Spot each line in the records below where the word "Jebb" occurs, then copy it.

● Excerpted data:
((

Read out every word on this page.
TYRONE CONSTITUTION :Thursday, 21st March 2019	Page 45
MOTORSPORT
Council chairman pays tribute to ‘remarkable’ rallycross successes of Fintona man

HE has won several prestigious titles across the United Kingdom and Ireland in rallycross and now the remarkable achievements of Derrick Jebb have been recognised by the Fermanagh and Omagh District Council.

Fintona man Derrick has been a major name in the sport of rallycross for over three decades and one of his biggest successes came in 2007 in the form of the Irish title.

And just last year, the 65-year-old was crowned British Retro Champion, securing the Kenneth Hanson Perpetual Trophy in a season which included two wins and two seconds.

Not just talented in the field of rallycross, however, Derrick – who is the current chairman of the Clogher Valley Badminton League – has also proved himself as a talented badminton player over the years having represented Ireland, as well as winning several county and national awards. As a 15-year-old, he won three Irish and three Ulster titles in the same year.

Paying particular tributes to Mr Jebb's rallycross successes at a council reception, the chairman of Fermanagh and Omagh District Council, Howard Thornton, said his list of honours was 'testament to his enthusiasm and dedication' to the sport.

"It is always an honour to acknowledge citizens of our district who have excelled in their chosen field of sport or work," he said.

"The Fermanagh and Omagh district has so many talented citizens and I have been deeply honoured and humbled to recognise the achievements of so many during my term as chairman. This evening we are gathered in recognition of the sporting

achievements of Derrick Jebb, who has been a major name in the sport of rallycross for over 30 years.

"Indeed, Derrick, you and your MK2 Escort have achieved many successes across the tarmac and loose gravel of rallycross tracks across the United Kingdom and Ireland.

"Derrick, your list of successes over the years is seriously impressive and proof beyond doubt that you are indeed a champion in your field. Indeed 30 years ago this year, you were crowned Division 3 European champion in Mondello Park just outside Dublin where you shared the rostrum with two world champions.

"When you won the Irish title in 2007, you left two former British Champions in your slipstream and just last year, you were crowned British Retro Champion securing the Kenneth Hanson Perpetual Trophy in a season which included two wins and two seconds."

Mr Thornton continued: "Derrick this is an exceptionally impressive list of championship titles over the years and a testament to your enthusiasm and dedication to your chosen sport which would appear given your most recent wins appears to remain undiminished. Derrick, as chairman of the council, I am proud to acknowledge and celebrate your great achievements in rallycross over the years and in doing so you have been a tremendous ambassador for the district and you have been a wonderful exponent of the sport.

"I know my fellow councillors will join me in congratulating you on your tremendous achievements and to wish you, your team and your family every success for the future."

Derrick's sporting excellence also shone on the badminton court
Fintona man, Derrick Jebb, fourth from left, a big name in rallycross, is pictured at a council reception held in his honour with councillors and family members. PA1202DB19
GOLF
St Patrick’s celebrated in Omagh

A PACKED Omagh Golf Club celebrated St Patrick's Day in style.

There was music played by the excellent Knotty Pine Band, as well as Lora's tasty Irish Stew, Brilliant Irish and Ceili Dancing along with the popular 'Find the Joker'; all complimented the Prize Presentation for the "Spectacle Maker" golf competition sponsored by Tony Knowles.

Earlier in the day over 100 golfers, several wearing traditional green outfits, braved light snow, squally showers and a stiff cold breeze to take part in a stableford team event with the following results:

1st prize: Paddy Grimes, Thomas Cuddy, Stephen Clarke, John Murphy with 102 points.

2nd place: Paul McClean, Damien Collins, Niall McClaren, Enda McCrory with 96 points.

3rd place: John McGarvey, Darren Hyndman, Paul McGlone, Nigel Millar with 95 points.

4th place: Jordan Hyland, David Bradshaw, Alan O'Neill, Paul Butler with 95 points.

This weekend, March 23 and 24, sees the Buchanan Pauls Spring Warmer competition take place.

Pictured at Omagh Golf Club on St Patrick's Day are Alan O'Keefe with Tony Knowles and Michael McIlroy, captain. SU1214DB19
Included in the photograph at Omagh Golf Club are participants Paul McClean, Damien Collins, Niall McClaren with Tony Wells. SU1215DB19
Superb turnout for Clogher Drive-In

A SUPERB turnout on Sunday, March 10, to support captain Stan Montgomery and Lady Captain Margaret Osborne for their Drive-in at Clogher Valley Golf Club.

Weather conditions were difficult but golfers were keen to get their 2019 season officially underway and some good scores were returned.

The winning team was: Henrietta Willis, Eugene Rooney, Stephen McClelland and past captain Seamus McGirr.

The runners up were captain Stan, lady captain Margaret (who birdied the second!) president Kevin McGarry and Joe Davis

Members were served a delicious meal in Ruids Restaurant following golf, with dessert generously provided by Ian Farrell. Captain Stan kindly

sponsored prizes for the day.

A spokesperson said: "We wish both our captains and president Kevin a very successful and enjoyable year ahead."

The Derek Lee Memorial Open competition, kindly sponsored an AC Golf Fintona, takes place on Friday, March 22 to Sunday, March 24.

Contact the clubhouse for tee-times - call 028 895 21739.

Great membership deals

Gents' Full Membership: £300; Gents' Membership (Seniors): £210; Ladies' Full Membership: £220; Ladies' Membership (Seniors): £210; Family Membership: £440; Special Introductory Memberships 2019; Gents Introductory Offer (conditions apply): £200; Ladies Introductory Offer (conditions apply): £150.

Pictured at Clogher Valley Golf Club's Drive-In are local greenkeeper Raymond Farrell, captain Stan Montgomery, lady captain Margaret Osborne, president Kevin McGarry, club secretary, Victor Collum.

))

● Full solution:
HE has won several prestigious titles across the United Kingdom and Ireland in rallycross and now the remarkable achievements of Derrick Jebb have been recognised by the Fermanagh and Omagh District Council.
Paying particular tributes to Mr Jebb's rallycross successes at a council reception, the chairman of Fermanagh and Omagh District Council, Howard Thornton, said his list of honours was 'testament to his enthusiasm and dedication' to the sport.
achievements of Derrick Jebb, who has been a major name in the sport of rallycross for over 30 years.
Fintona man, Derrick Jebb, fourth from left, a big name in rallycross, is pictured at a council reception held in his honour with councillors and family members. PA1202DB19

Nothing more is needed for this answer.